## PASSAGE TO READ:
# # #
South Africa’s ASA was set up in 1968 to oversee the ad industry’s self-regulation, and it consists of over 20 member bodies – marketers, media owners and advertisers – who financially contribute towards its running. Its task is to ensure that the country’s Code of Advertising Practice is adhered to, a document which has had to adapt over the years to South Africa’s shifting social and legal climate. (Post-1994, it had to be brought in line with the Constitution, for instance.)
The Code of Advertising Practice – the ASA’s Bible – is an interesting document. Among all the provisions you’d expect, there are some less obvious clauses. Advertisements should not “without justifiable reason” play on fear, for instance. No advertisements for any smoking deterrent will be accepted unless the advertiser makes it clear “that its success will be dependent upon the willpower of the user”. Advertisements for “products with unproven supernatural properties” can’t imply that the product will change the user’s life “unless such statements are substantiated”, which sounds like an oxymoronic challenge. Ads for infant feeding bottles have to use an alternative to milk, like fruit juice, as the use of milk might be “prejudicial to breastfeeding”.
The ASA is reactive rather than proactive, which is to say it responds to complaints, either from consumers or competitors. The Daily Maverick did not receive a response to our repeated requests for a copy of the body’s last annual report, and the most recent annual report available on the ASA website covers 2007/2008, so we don’t know exactly how many complaints the ASA received last year. In 2011, the ASA dealt with 2,189 complaints, 2,099 of which were from consumers. From the late 90s onwards, a pattern seemed to emerge which saw men lay far more advertising complaints than women.
# # #
## EXTRACTED INFORMATION:
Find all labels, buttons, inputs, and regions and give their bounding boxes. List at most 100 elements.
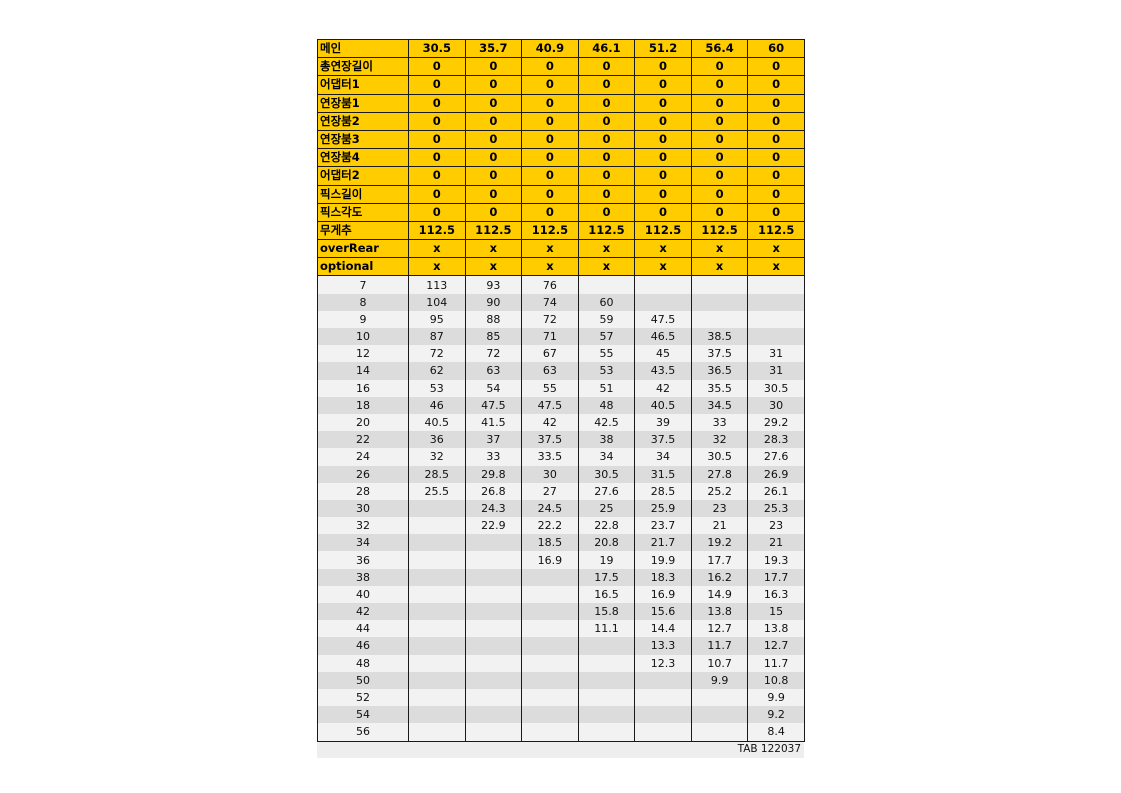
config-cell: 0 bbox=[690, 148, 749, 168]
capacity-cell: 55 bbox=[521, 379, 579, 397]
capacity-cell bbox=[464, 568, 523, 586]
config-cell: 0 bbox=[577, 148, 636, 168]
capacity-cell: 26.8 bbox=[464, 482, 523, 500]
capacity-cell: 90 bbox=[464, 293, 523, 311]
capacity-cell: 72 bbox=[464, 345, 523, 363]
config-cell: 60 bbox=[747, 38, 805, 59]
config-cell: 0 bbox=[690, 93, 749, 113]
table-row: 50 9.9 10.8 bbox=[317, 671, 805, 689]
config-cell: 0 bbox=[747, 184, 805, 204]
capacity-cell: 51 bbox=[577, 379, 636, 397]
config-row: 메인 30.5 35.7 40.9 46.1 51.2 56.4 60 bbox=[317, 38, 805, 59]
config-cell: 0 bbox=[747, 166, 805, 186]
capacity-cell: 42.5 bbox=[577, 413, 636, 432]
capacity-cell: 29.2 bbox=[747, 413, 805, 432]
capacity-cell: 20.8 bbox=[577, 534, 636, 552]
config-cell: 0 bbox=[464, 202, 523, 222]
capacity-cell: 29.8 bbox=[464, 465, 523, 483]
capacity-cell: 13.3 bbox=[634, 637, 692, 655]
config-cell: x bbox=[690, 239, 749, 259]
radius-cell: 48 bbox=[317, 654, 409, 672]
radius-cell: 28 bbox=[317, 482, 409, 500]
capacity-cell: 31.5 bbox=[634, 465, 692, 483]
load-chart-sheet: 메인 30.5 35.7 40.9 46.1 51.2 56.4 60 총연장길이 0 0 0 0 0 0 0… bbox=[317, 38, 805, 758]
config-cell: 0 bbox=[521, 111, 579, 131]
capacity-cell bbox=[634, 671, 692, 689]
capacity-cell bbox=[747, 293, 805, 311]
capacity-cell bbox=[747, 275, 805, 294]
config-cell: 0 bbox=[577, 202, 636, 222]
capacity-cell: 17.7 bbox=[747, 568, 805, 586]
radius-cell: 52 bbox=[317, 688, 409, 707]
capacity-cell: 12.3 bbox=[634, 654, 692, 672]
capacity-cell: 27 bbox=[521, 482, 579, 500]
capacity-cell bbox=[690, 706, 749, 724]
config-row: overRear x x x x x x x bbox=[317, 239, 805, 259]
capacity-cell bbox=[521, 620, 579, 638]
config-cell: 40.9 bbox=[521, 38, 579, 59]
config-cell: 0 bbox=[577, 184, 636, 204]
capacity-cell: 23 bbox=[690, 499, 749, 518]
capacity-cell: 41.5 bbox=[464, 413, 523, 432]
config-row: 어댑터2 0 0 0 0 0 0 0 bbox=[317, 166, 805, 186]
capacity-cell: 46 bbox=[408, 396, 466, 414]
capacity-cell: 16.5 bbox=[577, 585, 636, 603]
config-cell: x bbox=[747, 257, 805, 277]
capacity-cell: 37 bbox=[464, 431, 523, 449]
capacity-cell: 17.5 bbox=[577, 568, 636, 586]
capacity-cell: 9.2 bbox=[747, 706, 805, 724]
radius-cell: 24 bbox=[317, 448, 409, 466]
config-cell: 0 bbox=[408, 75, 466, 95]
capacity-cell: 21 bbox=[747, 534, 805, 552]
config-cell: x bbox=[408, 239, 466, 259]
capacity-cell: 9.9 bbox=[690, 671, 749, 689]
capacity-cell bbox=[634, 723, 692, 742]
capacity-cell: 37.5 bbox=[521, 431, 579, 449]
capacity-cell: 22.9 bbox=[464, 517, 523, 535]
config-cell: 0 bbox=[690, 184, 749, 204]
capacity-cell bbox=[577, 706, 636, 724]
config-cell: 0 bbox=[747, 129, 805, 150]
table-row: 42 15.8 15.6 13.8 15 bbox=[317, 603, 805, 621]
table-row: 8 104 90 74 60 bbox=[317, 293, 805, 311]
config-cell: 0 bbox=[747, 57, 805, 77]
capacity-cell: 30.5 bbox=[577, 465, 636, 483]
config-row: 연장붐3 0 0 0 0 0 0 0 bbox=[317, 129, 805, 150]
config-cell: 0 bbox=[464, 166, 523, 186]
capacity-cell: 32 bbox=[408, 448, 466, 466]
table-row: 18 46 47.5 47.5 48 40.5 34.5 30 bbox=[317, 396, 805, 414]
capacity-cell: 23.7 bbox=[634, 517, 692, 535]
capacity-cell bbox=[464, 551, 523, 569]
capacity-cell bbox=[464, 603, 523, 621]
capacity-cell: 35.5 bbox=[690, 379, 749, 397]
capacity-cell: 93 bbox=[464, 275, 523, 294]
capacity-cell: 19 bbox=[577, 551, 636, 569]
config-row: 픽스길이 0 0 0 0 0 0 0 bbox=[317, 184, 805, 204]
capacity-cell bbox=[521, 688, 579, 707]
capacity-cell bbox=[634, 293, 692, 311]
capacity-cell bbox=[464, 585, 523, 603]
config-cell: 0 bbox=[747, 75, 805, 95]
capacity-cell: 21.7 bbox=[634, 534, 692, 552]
# # #
## EXERCISE SET:
(a) In the text about South Africa's advertising watchdog, translate this sentence into Spanish: "The ASA is reactive rather than proactive, which is to say it responds to complaints, either from consumers or competitors."
(b) Carry on the text about South Africa's advertising watchdog, picking up after its final sentence.

## RESULTS OF THE EXERCISE:
(a) La ASA es reactiva más que proactiva, es decir, responde a las quejas, ya sean de consumidores o de competidores.

(b)
The Daily Maverick wanted to find out from the ASA what kind of background or expertise the ASA staff bring to their assessment of complaints. We didn’t receive an answer to this or any other question. What past ASA rulings make clear, however, is that the body relies on a legal-esque precedent system, drawing heavily on previous rulings in similar contexts, and places a great deal of stock on the notion of a “reasonable consumer”. In cases of great ambiguity, “where the overall impression of the advertisement as a whole is in doubt”, the advertising code allows for the ASA to call for a “consumer reaction test”. Where there is an allegation of discrimination in a complaint lodged with the ASA, the code specifies that an “expert in the field to which the complaint relates” should be called upon for assistance.
Former Head of Legal at the ASA Gail Schimmel told the Daily Maverick that the ASA “has, over the years, become very legalistic”. As Head of Legal, Schimmel had to sign off on all the complaint rulings. “Recently I have been a bit distressed by their failure to think of themselves as serving the industry and failing with trying to get to the truth of matters rather than the legal technicalities,” she said.
By way of example, Schimmel said that it was increasingly possible to win an ASA ruling on the grounds of a technicality. “For example, if you submit a complaint that is unclear in some way, they are more inclined to rule that your complaint was vague, when I believe they should come back to you and ask for clarity,” she said.
CEO Themba Msibi informed the Media Online in October last year that “the number of cases [have] not increased, but have become more complex”. Perhaps it is the growing complexity of the issues before it that leads the ASA towards an increasingly narrow legal consideration of complaints. And indeed, flicking through the ASA’s archive of rulings, it’s clear that the ASA is called to rule upon a vast range of complaints, some of which may have a greater import than might initially seem the case.
In July 2011, for instance, it was reported in the international press that the ASA had “declared Israel an Apartheid State”, a notion which the ASA had to put out a press release hastily denying. The South African Jewish Board of Deputies and another individual had laid a complaint against a radio ad for a group called South African Artists Against Apartheid. The ad featured Faithless lead singer Dave Randall calling for an Apartheid-style boycott of Israel by creative artists. The complainants argued that it was both factually incorrect and irresponsible to compare Israel to an Apartheid state.
The ASA’s response found that it was not possible for the claim that Israel was an Apartheid state to be substantiated. The Directorate cited the clause of the advertising code which states that ads expressing an opinion on controversial issues “shall not be subject to the provision of the Code relating to misleading claims”. Due to this and the fact that the ad was expressing personal views, the complaints were not upheld: “It is not for the Directorate to proclaim as to which political ideas or actions are justifiable,” the ASA’s press release read.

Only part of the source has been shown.